- **Exercise description**:
Output every entry exactly as given.

- **Supplied information**:
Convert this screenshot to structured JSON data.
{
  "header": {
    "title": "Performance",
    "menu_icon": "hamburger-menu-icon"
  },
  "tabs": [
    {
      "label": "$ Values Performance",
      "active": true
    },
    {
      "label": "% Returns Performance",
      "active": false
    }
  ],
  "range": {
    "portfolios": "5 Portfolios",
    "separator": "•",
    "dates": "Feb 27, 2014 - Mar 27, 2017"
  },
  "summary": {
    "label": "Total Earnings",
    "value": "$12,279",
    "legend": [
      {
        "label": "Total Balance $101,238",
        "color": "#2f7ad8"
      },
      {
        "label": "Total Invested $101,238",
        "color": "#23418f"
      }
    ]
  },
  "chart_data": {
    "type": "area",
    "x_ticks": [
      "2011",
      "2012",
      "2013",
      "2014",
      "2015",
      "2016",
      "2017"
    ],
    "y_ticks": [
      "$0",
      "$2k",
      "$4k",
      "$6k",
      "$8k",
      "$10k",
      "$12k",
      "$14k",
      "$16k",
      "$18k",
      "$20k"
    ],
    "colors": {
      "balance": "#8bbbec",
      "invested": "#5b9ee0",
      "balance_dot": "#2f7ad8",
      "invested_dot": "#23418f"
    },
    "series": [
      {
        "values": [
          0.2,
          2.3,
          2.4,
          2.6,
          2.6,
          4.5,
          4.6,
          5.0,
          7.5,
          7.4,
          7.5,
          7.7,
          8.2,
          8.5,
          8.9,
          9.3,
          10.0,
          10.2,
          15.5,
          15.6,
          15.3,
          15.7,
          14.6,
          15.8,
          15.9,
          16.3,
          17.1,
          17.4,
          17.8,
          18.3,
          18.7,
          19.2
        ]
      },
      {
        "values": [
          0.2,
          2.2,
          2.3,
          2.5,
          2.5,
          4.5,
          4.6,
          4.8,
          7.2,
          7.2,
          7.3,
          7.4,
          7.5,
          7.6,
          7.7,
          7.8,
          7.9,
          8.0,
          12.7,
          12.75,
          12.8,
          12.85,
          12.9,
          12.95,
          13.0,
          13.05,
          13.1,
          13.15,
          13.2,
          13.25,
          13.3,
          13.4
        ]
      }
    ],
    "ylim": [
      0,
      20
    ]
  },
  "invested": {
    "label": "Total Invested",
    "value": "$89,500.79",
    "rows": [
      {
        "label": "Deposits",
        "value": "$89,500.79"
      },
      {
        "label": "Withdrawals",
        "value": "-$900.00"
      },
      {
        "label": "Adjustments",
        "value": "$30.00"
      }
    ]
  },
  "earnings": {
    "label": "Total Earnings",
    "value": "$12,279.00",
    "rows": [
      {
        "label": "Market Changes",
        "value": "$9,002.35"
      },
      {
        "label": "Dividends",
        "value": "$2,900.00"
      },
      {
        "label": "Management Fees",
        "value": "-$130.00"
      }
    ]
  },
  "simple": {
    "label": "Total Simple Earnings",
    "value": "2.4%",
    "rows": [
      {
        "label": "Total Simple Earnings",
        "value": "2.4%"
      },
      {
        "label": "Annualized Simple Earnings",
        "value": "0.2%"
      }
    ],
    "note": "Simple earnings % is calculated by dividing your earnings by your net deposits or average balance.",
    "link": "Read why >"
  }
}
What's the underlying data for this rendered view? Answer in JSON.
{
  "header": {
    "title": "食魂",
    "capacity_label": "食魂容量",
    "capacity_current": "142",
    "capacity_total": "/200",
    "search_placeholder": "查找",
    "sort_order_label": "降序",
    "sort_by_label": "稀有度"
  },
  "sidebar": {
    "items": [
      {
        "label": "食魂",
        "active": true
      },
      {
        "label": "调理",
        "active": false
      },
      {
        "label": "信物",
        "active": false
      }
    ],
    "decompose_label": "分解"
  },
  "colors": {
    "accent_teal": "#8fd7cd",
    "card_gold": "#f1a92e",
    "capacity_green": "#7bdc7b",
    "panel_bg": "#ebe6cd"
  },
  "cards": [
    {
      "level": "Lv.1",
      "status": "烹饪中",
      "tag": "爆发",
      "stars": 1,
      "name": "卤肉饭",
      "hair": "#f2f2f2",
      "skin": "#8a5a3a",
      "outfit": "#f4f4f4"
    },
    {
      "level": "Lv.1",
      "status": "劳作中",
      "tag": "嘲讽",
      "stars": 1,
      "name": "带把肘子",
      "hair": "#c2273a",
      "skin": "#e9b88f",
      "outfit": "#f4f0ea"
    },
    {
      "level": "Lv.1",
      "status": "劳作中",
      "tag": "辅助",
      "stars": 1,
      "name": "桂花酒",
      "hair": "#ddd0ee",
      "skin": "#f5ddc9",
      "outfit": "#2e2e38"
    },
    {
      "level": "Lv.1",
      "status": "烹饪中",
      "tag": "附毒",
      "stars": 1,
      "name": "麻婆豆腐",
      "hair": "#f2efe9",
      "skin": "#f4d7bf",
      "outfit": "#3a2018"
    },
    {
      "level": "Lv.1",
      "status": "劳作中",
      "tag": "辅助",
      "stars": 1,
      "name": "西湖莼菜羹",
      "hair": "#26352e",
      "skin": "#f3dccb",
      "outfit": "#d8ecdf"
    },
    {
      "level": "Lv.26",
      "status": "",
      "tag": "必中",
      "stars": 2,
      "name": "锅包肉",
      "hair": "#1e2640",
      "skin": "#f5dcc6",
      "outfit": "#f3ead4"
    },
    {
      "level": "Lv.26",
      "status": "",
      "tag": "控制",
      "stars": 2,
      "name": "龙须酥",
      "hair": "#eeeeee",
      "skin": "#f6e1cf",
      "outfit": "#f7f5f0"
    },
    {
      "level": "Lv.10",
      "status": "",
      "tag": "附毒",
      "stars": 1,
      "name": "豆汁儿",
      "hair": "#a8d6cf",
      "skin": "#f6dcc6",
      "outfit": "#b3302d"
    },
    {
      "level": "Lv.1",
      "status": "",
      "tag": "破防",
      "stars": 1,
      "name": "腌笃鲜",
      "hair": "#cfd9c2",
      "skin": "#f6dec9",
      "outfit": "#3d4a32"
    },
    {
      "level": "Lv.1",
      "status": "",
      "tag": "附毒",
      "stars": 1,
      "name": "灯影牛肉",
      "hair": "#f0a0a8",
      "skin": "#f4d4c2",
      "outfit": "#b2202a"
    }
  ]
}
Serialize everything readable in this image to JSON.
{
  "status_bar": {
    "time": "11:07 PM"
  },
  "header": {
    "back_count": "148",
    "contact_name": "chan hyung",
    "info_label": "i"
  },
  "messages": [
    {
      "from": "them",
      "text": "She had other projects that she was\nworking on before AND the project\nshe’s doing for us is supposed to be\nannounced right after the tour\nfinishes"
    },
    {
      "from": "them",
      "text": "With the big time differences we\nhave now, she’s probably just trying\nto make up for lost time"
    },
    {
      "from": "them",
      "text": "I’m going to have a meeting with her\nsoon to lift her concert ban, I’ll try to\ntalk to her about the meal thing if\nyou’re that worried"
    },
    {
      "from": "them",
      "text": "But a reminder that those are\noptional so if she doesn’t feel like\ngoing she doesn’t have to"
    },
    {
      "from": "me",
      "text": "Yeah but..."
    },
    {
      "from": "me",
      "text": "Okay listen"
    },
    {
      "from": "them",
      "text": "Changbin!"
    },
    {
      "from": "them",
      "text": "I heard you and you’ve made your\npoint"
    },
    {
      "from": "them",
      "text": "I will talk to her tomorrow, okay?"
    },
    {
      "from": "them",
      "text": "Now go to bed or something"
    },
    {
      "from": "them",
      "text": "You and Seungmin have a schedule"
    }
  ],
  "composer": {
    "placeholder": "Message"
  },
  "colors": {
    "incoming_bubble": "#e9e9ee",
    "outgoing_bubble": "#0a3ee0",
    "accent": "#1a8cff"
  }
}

- **Solution to the exercise**:
Convert this screenshot to structured JSON data.
{
  "header": {
    "title": "Performance",
    "menu_icon": "hamburger-menu-icon"
  },
  "tabs": [
    {
      "label": "$ Values Performance",
      "active": true
    },
    {
      "label": "% Returns Performance",
      "active": false
    }
  ],
  "range": {
    "portfolios": "5 Portfolios",
    "separator": "•",
    "dates": "Feb 27, 2014 - Mar 27, 2017"
  },
  "summary": {
    "label": "Total Earnings",
    "value": "$12,279",
    "legend": [
      {
        "label": "Total Balance $101,238",
        "color": "#2f7ad8"
      },
      {
        "label": "Total Invested $101,238",
        "color": "#23418f"
      }
    ]
  },
  "chart_data": {
    "type": "area",
    "x_ticks": [
      "2011",
      "2012",
      "2013",
      "2014",
      "2015",
      "2016",
      "2017"
    ],
    "y_ticks": [
      "$0",
      "$2k",
      "$4k",
      "$6k",
      "$8k",
      "$10k",
      "$12k",
      "$14k",
      "$16k",
      "$18k",
      "$20k"
    ],
    "colors": {
      "balance": "#8bbbec",
      "invested": "#5b9ee0",
      "balance_dot": "#2f7ad8",
      "invested_dot": "#23418f"
    },
    "series": [
      {
        "values": [
          0.2,
          2.3,
          2.4,
          2.6,
          2.6,
          4.5,
          4.6,
          5.0,
          7.5,
          7.4,
          7.5,
          7.7,
          8.2,
          8.5,
          8.9,
          9.3,
          10.0,
          10.2,
          15.5,
          15.6,
          15.3,
          15.7,
          14.6,
          15.8,
          15.9,
          16.3,
          17.1,
          17.4,
          17.8,
          18.3,
          18.7,
          19.2
        ]
      },
      {
        "values": [
          0.2,
          2.2,
          2.3,
          2.5,
          2.5,
          4.5,
          4.6,
          4.8,
          7.2,
          7.2,
          7.3,
          7.4,
          7.5,
          7.6,
          7.7,
          7.8,
          7.9,
          8.0,
          12.7,
          12.75,
          12.8,
          12.85,
          12.9,
          12.95,
          13.0,
          13.05,
          13.1,
          13.15,
          13.2,
          13.25,
          13.3,
          13.4
        ]
      }
    ],
    "ylim": [
      0,
      20
    ]
  },
  "invested": {
    "label": "Total Invested",
    "value": "$89,500.79",
    "rows": [
      {
        "label": "Deposits",
        "value": "$89,500.79"
      },
      {
        "label": "Withdrawals",
        "value": "-$900.00"
      },
      {
        "label": "Adjustments",
        "value": "$30.00"
      }
    ]
  },
  "earnings": {
    "label": "Total Earnings",
    "value": "$12,279.00",
    "rows": [
      {
        "label": "Market Changes",
        "value": "$9,002.35"
      },
      {
        "label": "Dividends",
        "value": "$2,900.00"
      },
      {
        "label": "Management Fees",
        "value": "-$130.00"
      }
    ]
  },
  "simple": {
    "label": "Total Simple Earnings",
    "value": "2.4%",
    "rows": [
      {
        "label": "Total Simple Earnings",
        "value": "2.4%"
      },
      {
        "label": "Annualized Simple Earnings",
        "value": "0.2%"
      }
    ],
    "note": "Simple earnings % is calculated by dividing your earnings by your net deposits or average balance.",
    "link": "Read why >"
  }
}
What's the underlying data for this rendered view? Answer in JSON.
{
  "header": {
    "title": "食魂",
    "capacity_label": "食魂容量",
    "capacity_current": "142",
    "capacity_total": "/200",
    "search_placeholder": "查找",
    "sort_order_label": "降序",
    "sort_by_label": "稀有度"
  },
  "sidebar": {
    "items": [
      {
        "label": "食魂",
        "active": true
      },
      {
        "label": "调理",
        "active": false
      },
      {
        "label": "信物",
        "active": false
      }
    ],
    "decompose_label": "分解"
  },
  "colors": {
    "accent_teal": "#8fd7cd",
    "card_gold": "#f1a92e",
    "capacity_green": "#7bdc7b",
    "panel_bg": "#ebe6cd"
  },
  "cards": [
    {
      "level": "Lv.1",
      "status": "烹饪中",
      "tag": "爆发",
      "stars": 1,
      "name": "卤肉饭",
      "hair": "#f2f2f2",
      "skin": "#8a5a3a",
      "outfit": "#f4f4f4"
    },
    {
      "level": "Lv.1",
      "status": "劳作中",
      "tag": "嘲讽",
      "stars": 1,
      "name": "带把肘子",
      "hair": "#c2273a",
      "skin": "#e9b88f",
      "outfit": "#f4f0ea"
    },
    {
      "level": "Lv.1",
      "status": "劳作中",
      "tag": "辅助",
      "stars": 1,
      "name": "桂花酒",
      "hair": "#ddd0ee",
      "skin": "#f5ddc9",
      "outfit": "#2e2e38"
    },
    {
      "level": "Lv.1",
      "status": "烹饪中",
      "tag": "附毒",
      "stars": 1,
      "name": "麻婆豆腐",
      "hair": "#f2efe9",
      "skin": "#f4d7bf",
      "outfit": "#3a2018"
    },
    {
      "level": "Lv.1",
      "status": "劳作中",
      "tag": "辅助",
      "stars": 1,
      "name": "西湖莼菜羹",
      "hair": "#26352e",
      "skin": "#f3dccb",
      "outfit": "#d8ecdf"
    },
    {
      "level": "Lv.26",
      "status": "",
      "tag": "必中",
      "stars": 2,
      "name": "锅包肉",
      "hair": "#1e2640",
      "skin": "#f5dcc6",
      "outfit": "#f3ead4"
    },
    {
      "level": "Lv.26",
      "status": "",
      "tag": "控制",
      "stars": 2,
      "name": "龙须酥",
      "hair": "#eeeeee",
      "skin": "#f6e1cf",
      "outfit": "#f7f5f0"
    },
    {
      "level": "Lv.10",
      "status": "",
      "tag": "附毒",
      "stars": 1,
      "name": "豆汁儿",
      "hair": "#a8d6cf",
      "skin": "#f6dcc6",
      "outfit": "#b3302d"
    },
    {
      "level": "Lv.1",
      "status": "",
      "tag": "破防",
      "stars": 1,
      "name": "腌笃鲜",
      "hair": "#cfd9c2",
      "skin": "#f6dec9",
      "outfit": "#3d4a32"
    },
    {
      "level": "Lv.1",
      "status": "",
      "tag": "附毒",
      "stars": 1,
      "name": "灯影牛肉",
      "hair": "#f0a0a8",
      "skin": "#f4d4c2",
      "outfit": "#b2202a"
    }
  ]
}
Serialize everything readable in this image to JSON.
{
  "status_bar": {
    "time": "11:07 PM"
  },
  "header": {
    "back_count": "148",
    "contact_name": "chan hyung",
    "info_label": "i"
  },
  "messages": [
    {
      "from": "them",
      "text": "She had other projects that she was\nworking on before AND the project\nshe’s doing for us is supposed to be\nannounced right after the tour\nfinishes"
    },
    {
      "from": "them",
      "text": "With the big time differences we\nhave now, she’s probably just trying\nto make up for lost time"
    },
    {
      "from": "them",
      "text": "I’m going to have a meeting with her\nsoon to lift her concert ban, I’ll try to\ntalk to her about the meal thing if\nyou’re that worried"
    },
    {
      "from": "them",
      "text": "But a reminder that those are\noptional so if she doesn’t feel like\ngoing she doesn’t have to"
    },
    {
      "from": "me",
      "text": "Yeah but..."
    },
    {
      "from": "me",
      "text": "Okay listen"
    },
    {
      "from": "them",
      "text": "Changbin!"
    },
    {
      "from": "them",
      "text": "I heard you and you’ve made your\npoint"
    },
    {
      "from": "them",
      "text": "I will talk to her tomorrow, okay?"
    },
    {
      "from": "them",
      "text": "Now go to bed or something"
    },
    {
      "from": "them",
      "text": "You and Seungmin have a schedule"
    }
  ],
  "composer": {
    "placeholder": "Message"
  },
  "colors": {
    "incoming_bubble": "#e9e9ee",
    "outgoing_bubble": "#0a3ee0",
    "accent": "#1a8cff"
  }
}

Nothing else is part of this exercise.